* WORK REQUIRED
Exactly reproduce each line of the listing that follows.

═════ PROVIDED DATA ═════

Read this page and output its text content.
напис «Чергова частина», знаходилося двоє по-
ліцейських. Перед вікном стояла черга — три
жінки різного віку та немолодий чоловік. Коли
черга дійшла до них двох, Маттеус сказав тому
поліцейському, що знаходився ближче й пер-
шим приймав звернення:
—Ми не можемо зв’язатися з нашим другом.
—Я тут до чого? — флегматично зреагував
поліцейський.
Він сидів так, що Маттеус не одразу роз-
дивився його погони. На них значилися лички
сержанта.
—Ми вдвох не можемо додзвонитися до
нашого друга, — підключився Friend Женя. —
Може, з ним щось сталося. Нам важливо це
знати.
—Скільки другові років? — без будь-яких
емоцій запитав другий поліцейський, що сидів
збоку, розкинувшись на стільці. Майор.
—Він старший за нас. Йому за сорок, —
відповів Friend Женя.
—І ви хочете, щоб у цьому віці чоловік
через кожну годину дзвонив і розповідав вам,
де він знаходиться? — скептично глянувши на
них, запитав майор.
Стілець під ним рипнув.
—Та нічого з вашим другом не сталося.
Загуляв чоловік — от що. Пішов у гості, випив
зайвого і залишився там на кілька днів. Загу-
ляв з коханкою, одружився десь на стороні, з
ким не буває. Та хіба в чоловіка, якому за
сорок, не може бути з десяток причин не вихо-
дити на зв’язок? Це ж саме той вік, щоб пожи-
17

═════

* PROBLEM SOLUTION
Read this page and output its text content.
напис «Чергова частина», знаходилося двоє по-
ліцейських. Перед вікном стояла черга — три
жінки різного віку та немолодий чоловік. Коли
черга дійшла до них двох, Маттеус сказав тому
поліцейському, що знаходився ближче й пер-
шим приймав звернення:
—Ми не можемо зв’язатися з нашим другом.
—Я тут до чого? — флегматично зреагував
поліцейський.
Він сидів так, що Маттеус не одразу роз-
дивився його погони. На них значилися лички
сержанта.
—Ми вдвох не можемо додзвонитися до
нашого друга, — підключився Friend Женя. —
Може, з ним щось сталося. Нам важливо це
знати.
—Скільки другові років? — без будь-яких
емоцій запитав другий поліцейський, що сидів
збоку, розкинувшись на стільці. Майор.
—Він старший за нас. Йому за сорок, —
відповів Friend Женя.
—І ви хочете, щоб у цьому віці чоловік
через кожну годину дзвонив і розповідав вам,
де він знаходиться? — скептично глянувши на
них, запитав майор.
Стілець під ним рипнув.
—Та нічого з вашим другом не сталося.
Загуляв чоловік — от що. Пішов у гості, випив
зайвого і залишився там на кілька днів. Загу-
ляв з коханкою, одружився десь на стороні, з
ким не буває. Та хіба в чоловіка, якому за
сорок, не може бути з десяток причин не вихо-
дити на зв’язок? Це ж саме той вік, щоб пожи-
17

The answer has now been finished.